#### [EXERCISE TASK]
Reproduce every entry exactly, without alteration.

■ ■ ■ ■ ■ ■ ■

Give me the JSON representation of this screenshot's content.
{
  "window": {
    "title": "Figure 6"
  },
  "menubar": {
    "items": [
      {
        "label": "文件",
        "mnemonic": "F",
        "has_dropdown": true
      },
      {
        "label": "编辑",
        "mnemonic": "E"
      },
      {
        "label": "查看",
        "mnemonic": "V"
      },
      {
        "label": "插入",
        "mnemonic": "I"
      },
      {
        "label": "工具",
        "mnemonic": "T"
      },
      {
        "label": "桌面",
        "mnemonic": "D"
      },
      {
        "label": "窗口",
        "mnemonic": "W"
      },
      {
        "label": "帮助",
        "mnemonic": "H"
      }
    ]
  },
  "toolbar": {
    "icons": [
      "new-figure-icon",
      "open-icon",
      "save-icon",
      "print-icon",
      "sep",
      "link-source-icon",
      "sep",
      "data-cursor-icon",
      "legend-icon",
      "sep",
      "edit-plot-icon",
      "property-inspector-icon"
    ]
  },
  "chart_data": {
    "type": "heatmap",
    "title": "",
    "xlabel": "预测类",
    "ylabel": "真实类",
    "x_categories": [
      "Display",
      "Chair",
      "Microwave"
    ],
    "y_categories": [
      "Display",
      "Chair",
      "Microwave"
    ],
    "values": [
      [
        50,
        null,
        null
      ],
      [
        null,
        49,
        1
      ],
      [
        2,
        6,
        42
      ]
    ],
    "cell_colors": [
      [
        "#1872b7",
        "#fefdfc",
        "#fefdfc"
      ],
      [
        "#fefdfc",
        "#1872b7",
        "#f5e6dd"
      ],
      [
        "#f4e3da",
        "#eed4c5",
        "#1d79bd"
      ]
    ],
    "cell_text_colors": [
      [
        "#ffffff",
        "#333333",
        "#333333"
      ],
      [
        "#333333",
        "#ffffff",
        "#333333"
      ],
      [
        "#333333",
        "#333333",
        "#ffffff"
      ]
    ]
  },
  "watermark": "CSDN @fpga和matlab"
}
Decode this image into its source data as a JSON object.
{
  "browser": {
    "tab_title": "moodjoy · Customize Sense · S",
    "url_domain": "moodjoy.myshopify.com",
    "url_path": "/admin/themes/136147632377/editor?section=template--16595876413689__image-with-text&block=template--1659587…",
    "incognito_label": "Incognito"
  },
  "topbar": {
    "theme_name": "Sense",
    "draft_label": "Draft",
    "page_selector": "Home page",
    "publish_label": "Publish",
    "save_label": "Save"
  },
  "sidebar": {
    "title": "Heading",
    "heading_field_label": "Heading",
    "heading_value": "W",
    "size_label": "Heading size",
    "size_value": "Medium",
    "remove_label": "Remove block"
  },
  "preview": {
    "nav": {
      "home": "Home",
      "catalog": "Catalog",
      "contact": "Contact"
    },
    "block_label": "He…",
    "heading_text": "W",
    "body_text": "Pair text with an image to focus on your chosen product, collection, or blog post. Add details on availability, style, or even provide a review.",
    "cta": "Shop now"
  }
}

■ ■ ■ ■ ■ ■ ■

#### [EXERCISE RESPONSE]
Give me the JSON representation of this screenshot's content.
{
  "window": {
    "title": "Figure 6"
  },
  "menubar": {
    "items": [
      {
        "label": "文件",
        "mnemonic": "F",
        "has_dropdown": true
      },
      {
        "label": "编辑",
        "mnemonic": "E"
      },
      {
        "label": "查看",
        "mnemonic": "V"
      },
      {
        "label": "插入",
        "mnemonic": "I"
      },
      {
        "label": "工具",
        "mnemonic": "T"
      },
      {
        "label": "桌面",
        "mnemonic": "D"
      },
      {
        "label": "窗口",
        "mnemonic": "W"
      },
      {
        "label": "帮助",
        "mnemonic": "H"
      }
    ]
  },
  "toolbar": {
    "icons": [
      "new-figure-icon",
      "open-icon",
      "save-icon",
      "print-icon",
      "sep",
      "link-source-icon",
      "sep",
      "data-cursor-icon",
      "legend-icon",
      "sep",
      "edit-plot-icon",
      "property-inspector-icon"
    ]
  },
  "chart_data": {
    "type": "heatmap",
    "title": "",
    "xlabel": "预测类",
    "ylabel": "真实类",
    "x_categories": [
      "Display",
      "Chair",
      "Microwave"
    ],
    "y_categories": [
      "Display",
      "Chair",
      "Microwave"
    ],
    "values": [
      [
        50,
        null,
        null
      ],
      [
        null,
        49,
        1
      ],
      [
        2,
        6,
        42
      ]
    ],
    "cell_colors": [
      [
        "#1872b7",
        "#fefdfc",
        "#fefdfc"
      ],
      [
        "#fefdfc",
        "#1872b7",
        "#f5e6dd"
      ],
      [
        "#f4e3da",
        "#eed4c5",
        "#1d79bd"
      ]
    ],
    "cell_text_colors": [
      [
        "#ffffff",
        "#333333",
        "#333333"
      ],
      [
        "#333333",
        "#ffffff",
        "#333333"
      ],
      [
        "#333333",
        "#333333",
        "#ffffff"
      ]
    ]
  },
  "watermark": "CSDN @fpga和matlab"
}
Decode this image into its source data as a JSON object.
{
  "browser": {
    "tab_title": "moodjoy · Customize Sense · S",
    "url_domain": "moodjoy.myshopify.com",
    "url_path": "/admin/themes/136147632377/editor?section=template--16595876413689__image-with-text&block=template--1659587…",
    "incognito_label": "Incognito"
  },
  "topbar": {
    "theme_name": "Sense",
    "draft_label": "Draft",
    "page_selector": "Home page",
    "publish_label": "Publish",
    "save_label": "Save"
  },
  "sidebar": {
    "title": "Heading",
    "heading_field_label": "Heading",
    "heading_value": "W",
    "size_label": "Heading size",
    "size_value": "Medium",
    "remove_label": "Remove block"
  },
  "preview": {
    "nav": {
      "home": "Home",
      "catalog": "Catalog",
      "contact": "Contact"
    },
    "block_label": "He…",
    "heading_text": "W",
    "body_text": "Pair text with an image to focus on your chosen product, collection, or blog post. Add details on availability, style, or even provide a review.",
    "cta": "Shop now"
  }
}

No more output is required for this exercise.